* Task: Carry none of the pictures over; write out the complete data exactly.

.....

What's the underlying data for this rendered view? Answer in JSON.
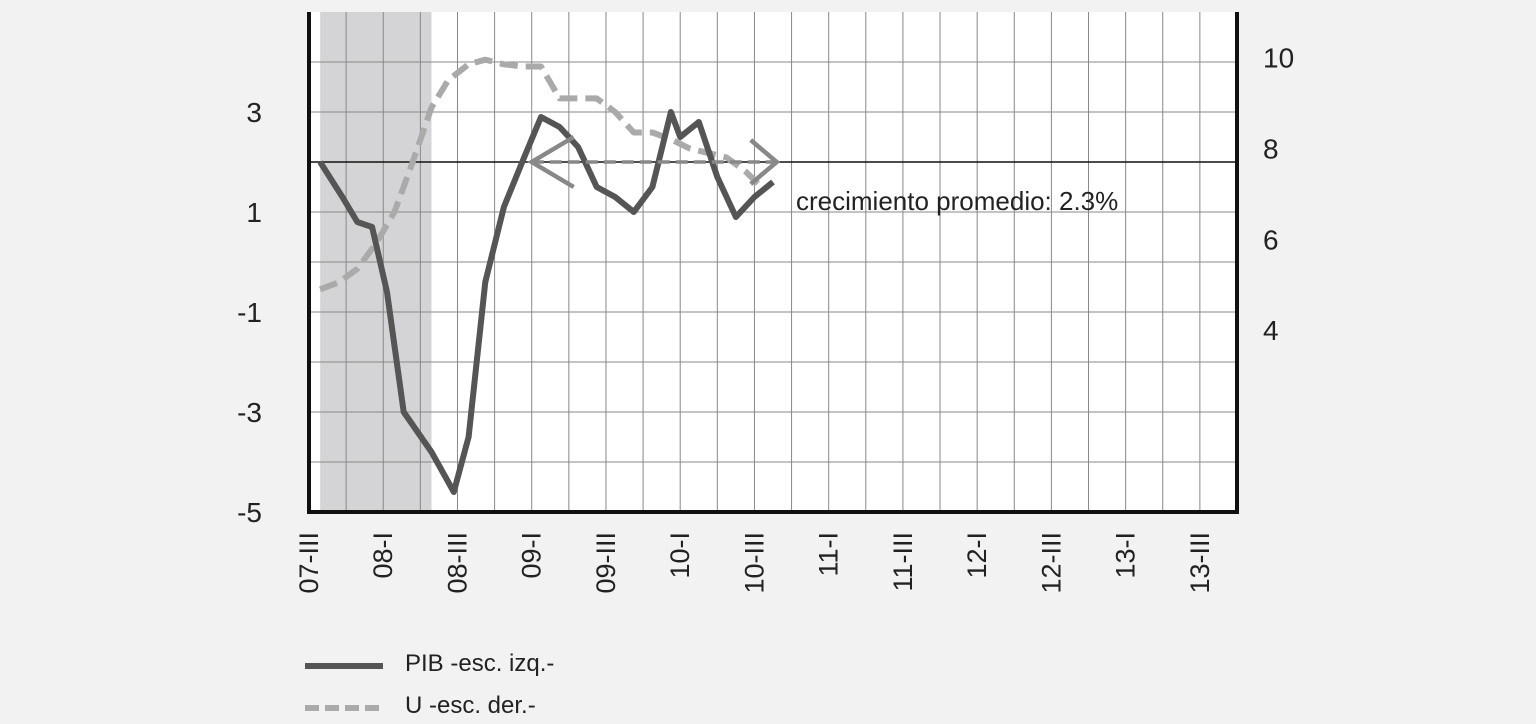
{
  "chart_data": {
    "type": "line",
    "title": "",
    "x_tick_labels": [
      "07-III",
      "08-I",
      "08-III",
      "09-I",
      "09-III",
      "10-I",
      "10-III",
      "11-I",
      "11-III",
      "12-I",
      "12-III",
      "13-I",
      "13-III"
    ],
    "y_left": {
      "range": [
        -5,
        5
      ],
      "ticks": [
        -5,
        -3,
        -1,
        1,
        3
      ]
    },
    "y_right": {
      "range": [
        0,
        11
      ],
      "ticks": [
        4,
        6,
        8,
        10
      ]
    },
    "x_range": [
      0,
      25
    ],
    "shaded_region": {
      "x_start": 0.3,
      "x_end": 3.3,
      "color": "#d4d4d6"
    },
    "reference_line_left": 2,
    "series": [
      {
        "name": "PIB -esc. izq.-",
        "axis": "left",
        "style": "solid",
        "color": "#555555",
        "x": [
          0.3,
          0.9,
          1.3,
          1.7,
          2.1,
          2.55,
          3.3,
          3.9,
          4.3,
          4.75,
          5.25,
          5.8,
          6.25,
          6.75,
          7.25,
          7.75,
          8.25,
          8.75,
          9.25,
          9.75,
          10.0,
          10.5,
          11.0,
          11.5,
          12.0,
          12.5
        ],
        "values": [
          2.0,
          1.3,
          0.8,
          0.7,
          -0.6,
          -3.0,
          -3.8,
          -4.6,
          -3.5,
          -0.4,
          1.1,
          2.1,
          2.9,
          2.7,
          2.3,
          1.5,
          1.3,
          1.0,
          1.5,
          3.0,
          2.5,
          2.8,
          1.7,
          0.9,
          1.3,
          1.6
        ]
      },
      {
        "name": "U -esc. der.-",
        "axis": "right",
        "style": "dashed",
        "color": "#aaaaaa",
        "x": [
          0.3,
          0.8,
          1.3,
          1.8,
          2.3,
          2.75,
          3.3,
          3.75,
          4.3,
          4.75,
          5.25,
          5.75,
          6.25,
          6.75,
          7.3,
          7.75,
          8.25,
          8.75,
          9.25,
          9.75,
          10.25,
          10.75,
          11.25,
          11.75,
          12.25
        ],
        "values": [
          4.9,
          5.05,
          5.35,
          5.9,
          6.6,
          7.6,
          8.9,
          9.5,
          9.85,
          9.95,
          9.85,
          9.8,
          9.8,
          9.1,
          9.1,
          9.1,
          8.8,
          8.35,
          8.35,
          8.2,
          8.0,
          7.9,
          7.8,
          7.5,
          7.1
        ]
      }
    ],
    "annotations": [
      {
        "text": "crecimiento promedio: 2.3%",
        "arrow_from_x": 6.0,
        "arrow_to_x": 12.6,
        "y_left": 2.0
      }
    ],
    "legend": [
      {
        "label": "PIB -esc. izq.-",
        "style": "solid",
        "color": "#555555"
      },
      {
        "label": "U -esc. der.-",
        "style": "dashed",
        "color": "#aaaaaa"
      }
    ],
    "legend_placement": "bottom-left",
    "grid": true
  }
}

.....

* Result:
What's the underlying data for this rendered view? Answer in JSON.
{
  "chart_data": {
    "type": "line",
    "title": "",
    "x_tick_labels": [
      "07-III",
      "08-I",
      "08-III",
      "09-I",
      "09-III",
      "10-I",
      "10-III",
      "11-I",
      "11-III",
      "12-I",
      "12-III",
      "13-I",
      "13-III"
    ],
    "y_left": {
      "range": [
        -5,
        5
      ],
      "ticks": [
        -5,
        -3,
        -1,
        1,
        3
      ]
    },
    "y_right": {
      "range": [
        0,
        11
      ],
      "ticks": [
        4,
        6,
        8,
        10
      ]
    },
    "x_range": [
      0,
      25
    ],
    "shaded_region": {
      "x_start": 0.3,
      "x_end": 3.3,
      "color": "#d4d4d6"
    },
    "reference_line_left": 2,
    "series": [
      {
        "name": "PIB -esc. izq.-",
        "axis": "left",
        "style": "solid",
        "color": "#555555",
        "x": [
          0.3,
          0.9,
          1.3,
          1.7,
          2.1,
          2.55,
          3.3,
          3.9,
          4.3,
          4.75,
          5.25,
          5.8,
          6.25,
          6.75,
          7.25,
          7.75,
          8.25,
          8.75,
          9.25,
          9.75,
          10.0,
          10.5,
          11.0,
          11.5,
          12.0,
          12.5
        ],
        "values": [
          2.0,
          1.3,
          0.8,
          0.7,
          -0.6,
          -3.0,
          -3.8,
          -4.6,
          -3.5,
          -0.4,
          1.1,
          2.1,
          2.9,
          2.7,
          2.3,
          1.5,
          1.3,
          1.0,
          1.5,
          3.0,
          2.5,
          2.8,
          1.7,
          0.9,
          1.3,
          1.6
        ]
      },
      {
        "name": "U -esc. der.-",
        "axis": "right",
        "style": "dashed",
        "color": "#aaaaaa",
        "x": [
          0.3,
          0.8,
          1.3,
          1.8,
          2.3,
          2.75,
          3.3,
          3.75,
          4.3,
          4.75,
          5.25,
          5.75,
          6.25,
          6.75,
          7.3,
          7.75,
          8.25,
          8.75,
          9.25,
          9.75,
          10.25,
          10.75,
          11.25,
          11.75,
          12.25
        ],
        "values": [
          4.9,
          5.05,
          5.35,
          5.9,
          6.6,
          7.6,
          8.9,
          9.5,
          9.85,
          9.95,
          9.85,
          9.8,
          9.8,
          9.1,
          9.1,
          9.1,
          8.8,
          8.35,
          8.35,
          8.2,
          8.0,
          7.9,
          7.8,
          7.5,
          7.1
        ]
      }
    ],
    "annotations": [
      {
        "text": "crecimiento promedio: 2.3%",
        "arrow_from_x": 6.0,
        "arrow_to_x": 12.6,
        "y_left": 2.0
      }
    ],
    "legend": [
      {
        "label": "PIB -esc. izq.-",
        "style": "solid",
        "color": "#555555"
      },
      {
        "label": "U -esc. der.-",
        "style": "dashed",
        "color": "#aaaaaa"
      }
    ],
    "legend_placement": "bottom-left",
    "grid": true
  }
}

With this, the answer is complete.